Review the material line by line. Identify and copy every line that contains the string "citation".

++++ INPUT ROWS ++++

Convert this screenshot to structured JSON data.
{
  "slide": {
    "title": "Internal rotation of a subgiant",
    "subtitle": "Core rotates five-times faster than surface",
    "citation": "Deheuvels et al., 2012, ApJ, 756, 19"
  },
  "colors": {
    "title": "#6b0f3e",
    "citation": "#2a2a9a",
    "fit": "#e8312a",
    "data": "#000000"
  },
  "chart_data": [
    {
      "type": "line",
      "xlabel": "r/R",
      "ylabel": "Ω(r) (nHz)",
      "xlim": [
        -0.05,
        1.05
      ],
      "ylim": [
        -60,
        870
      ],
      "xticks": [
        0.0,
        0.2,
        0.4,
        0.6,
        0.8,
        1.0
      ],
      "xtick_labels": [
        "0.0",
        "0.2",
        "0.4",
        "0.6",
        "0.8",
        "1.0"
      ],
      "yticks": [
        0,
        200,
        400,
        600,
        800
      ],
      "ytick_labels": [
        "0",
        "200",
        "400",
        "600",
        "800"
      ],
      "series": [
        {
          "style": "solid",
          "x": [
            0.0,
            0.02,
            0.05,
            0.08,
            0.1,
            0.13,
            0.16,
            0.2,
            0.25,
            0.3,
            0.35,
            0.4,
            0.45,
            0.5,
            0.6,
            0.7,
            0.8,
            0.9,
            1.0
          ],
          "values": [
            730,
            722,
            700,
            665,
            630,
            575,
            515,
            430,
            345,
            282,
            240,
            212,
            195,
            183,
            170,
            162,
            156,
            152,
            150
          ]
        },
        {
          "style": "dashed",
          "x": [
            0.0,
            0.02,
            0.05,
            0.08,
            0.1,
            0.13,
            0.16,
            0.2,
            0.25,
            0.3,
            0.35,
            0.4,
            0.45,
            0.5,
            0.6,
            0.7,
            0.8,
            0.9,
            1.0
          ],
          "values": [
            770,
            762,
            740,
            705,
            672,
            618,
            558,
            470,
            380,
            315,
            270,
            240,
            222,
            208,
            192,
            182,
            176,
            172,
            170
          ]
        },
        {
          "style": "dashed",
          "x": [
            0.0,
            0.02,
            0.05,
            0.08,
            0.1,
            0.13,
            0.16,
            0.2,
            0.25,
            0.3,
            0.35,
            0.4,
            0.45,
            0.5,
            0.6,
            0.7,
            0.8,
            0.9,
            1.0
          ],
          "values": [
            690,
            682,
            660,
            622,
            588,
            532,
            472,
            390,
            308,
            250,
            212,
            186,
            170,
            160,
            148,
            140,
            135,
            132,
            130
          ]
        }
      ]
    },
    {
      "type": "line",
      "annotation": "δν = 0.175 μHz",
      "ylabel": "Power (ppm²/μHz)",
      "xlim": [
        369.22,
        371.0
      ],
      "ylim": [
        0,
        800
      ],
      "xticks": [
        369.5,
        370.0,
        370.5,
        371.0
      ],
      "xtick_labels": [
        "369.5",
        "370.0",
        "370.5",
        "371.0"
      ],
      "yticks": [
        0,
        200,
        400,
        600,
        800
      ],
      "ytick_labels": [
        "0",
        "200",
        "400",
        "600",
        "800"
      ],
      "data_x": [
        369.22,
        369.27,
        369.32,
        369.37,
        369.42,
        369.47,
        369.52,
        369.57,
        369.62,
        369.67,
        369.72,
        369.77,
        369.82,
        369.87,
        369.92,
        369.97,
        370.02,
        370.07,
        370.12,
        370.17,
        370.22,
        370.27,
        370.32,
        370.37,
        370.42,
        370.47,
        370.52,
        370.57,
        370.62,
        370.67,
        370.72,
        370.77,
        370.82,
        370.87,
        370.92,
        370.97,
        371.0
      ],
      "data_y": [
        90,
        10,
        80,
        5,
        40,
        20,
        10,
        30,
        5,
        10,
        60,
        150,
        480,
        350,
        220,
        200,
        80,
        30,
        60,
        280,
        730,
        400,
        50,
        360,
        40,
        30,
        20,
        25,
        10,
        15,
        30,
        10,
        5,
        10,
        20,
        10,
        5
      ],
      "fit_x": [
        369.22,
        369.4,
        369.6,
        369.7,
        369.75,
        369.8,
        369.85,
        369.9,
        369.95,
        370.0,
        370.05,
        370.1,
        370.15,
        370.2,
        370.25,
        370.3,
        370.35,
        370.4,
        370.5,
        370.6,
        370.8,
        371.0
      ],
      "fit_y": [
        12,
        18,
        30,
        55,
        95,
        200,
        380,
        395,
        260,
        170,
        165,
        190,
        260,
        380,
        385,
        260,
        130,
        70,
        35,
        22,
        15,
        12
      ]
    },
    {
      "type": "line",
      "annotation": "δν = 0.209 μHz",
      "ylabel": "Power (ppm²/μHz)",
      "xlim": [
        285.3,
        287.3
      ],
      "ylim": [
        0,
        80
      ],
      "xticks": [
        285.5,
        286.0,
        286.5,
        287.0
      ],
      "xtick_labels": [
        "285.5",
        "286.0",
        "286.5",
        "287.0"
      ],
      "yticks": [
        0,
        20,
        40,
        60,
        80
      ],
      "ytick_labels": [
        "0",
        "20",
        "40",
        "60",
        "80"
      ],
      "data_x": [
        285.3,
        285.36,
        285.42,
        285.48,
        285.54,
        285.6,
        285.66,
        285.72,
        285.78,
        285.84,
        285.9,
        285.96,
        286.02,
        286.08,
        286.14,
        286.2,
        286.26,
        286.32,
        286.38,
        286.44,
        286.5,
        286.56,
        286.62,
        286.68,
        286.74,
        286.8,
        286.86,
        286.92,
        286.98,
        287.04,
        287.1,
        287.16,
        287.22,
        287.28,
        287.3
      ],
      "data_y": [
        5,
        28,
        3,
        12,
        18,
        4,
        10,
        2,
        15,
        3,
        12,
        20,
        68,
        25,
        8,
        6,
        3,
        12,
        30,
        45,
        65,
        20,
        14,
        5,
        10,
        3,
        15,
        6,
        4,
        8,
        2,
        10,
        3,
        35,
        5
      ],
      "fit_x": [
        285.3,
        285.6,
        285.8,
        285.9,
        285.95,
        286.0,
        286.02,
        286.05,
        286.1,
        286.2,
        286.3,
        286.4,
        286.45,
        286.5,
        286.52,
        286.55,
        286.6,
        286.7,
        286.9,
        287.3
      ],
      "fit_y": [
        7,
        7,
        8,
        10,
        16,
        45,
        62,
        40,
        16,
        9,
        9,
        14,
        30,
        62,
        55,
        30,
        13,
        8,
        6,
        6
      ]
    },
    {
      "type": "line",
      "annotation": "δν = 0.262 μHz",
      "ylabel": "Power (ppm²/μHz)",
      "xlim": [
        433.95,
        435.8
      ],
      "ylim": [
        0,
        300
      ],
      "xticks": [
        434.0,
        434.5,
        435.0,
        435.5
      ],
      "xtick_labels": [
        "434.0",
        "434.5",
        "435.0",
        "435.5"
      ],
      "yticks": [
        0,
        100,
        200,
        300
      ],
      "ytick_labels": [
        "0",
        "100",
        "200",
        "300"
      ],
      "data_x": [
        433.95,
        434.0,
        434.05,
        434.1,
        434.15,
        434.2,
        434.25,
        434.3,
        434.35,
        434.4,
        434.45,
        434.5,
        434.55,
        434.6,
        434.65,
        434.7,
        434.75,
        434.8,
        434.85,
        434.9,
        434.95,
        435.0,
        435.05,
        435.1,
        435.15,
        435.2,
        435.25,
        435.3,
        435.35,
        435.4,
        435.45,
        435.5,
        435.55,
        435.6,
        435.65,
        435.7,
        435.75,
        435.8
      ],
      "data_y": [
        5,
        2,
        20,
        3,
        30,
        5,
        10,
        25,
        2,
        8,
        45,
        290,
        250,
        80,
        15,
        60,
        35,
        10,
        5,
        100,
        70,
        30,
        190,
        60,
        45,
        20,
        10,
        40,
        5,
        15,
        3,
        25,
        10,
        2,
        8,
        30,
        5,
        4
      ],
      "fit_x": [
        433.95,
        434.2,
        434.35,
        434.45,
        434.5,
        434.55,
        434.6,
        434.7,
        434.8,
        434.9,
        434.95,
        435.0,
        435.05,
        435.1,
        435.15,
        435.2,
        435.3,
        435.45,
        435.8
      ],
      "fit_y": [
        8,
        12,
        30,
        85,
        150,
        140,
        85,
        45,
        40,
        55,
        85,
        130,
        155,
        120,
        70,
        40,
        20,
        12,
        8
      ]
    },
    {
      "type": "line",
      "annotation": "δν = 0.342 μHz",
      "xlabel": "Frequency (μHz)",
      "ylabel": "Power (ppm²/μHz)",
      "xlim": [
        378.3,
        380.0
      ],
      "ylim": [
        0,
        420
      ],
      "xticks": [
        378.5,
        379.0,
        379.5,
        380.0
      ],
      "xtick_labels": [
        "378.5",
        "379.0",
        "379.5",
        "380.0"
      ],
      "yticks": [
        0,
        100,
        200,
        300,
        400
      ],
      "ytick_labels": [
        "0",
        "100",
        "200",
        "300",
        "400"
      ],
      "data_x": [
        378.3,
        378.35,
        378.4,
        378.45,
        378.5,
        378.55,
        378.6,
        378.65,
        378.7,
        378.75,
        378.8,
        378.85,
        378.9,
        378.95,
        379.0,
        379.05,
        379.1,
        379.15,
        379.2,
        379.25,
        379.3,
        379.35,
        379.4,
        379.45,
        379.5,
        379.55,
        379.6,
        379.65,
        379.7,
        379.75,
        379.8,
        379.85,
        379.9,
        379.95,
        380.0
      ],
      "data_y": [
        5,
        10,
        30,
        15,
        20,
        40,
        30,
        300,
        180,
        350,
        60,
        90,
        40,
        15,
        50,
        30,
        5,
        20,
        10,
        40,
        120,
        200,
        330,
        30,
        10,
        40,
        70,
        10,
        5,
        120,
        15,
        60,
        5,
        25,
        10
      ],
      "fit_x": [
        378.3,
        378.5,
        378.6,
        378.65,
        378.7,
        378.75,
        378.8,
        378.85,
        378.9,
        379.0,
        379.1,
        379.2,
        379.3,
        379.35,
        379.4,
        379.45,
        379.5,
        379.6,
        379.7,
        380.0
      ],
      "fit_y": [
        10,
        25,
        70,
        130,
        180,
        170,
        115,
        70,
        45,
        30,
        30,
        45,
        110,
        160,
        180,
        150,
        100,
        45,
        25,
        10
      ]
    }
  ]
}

++++

■ ANSWER FOR THE TASK ■
    "citation": "Deheuvels et al., 2012, ApJ, 756, 19"
    "citation": "#2a2a9a",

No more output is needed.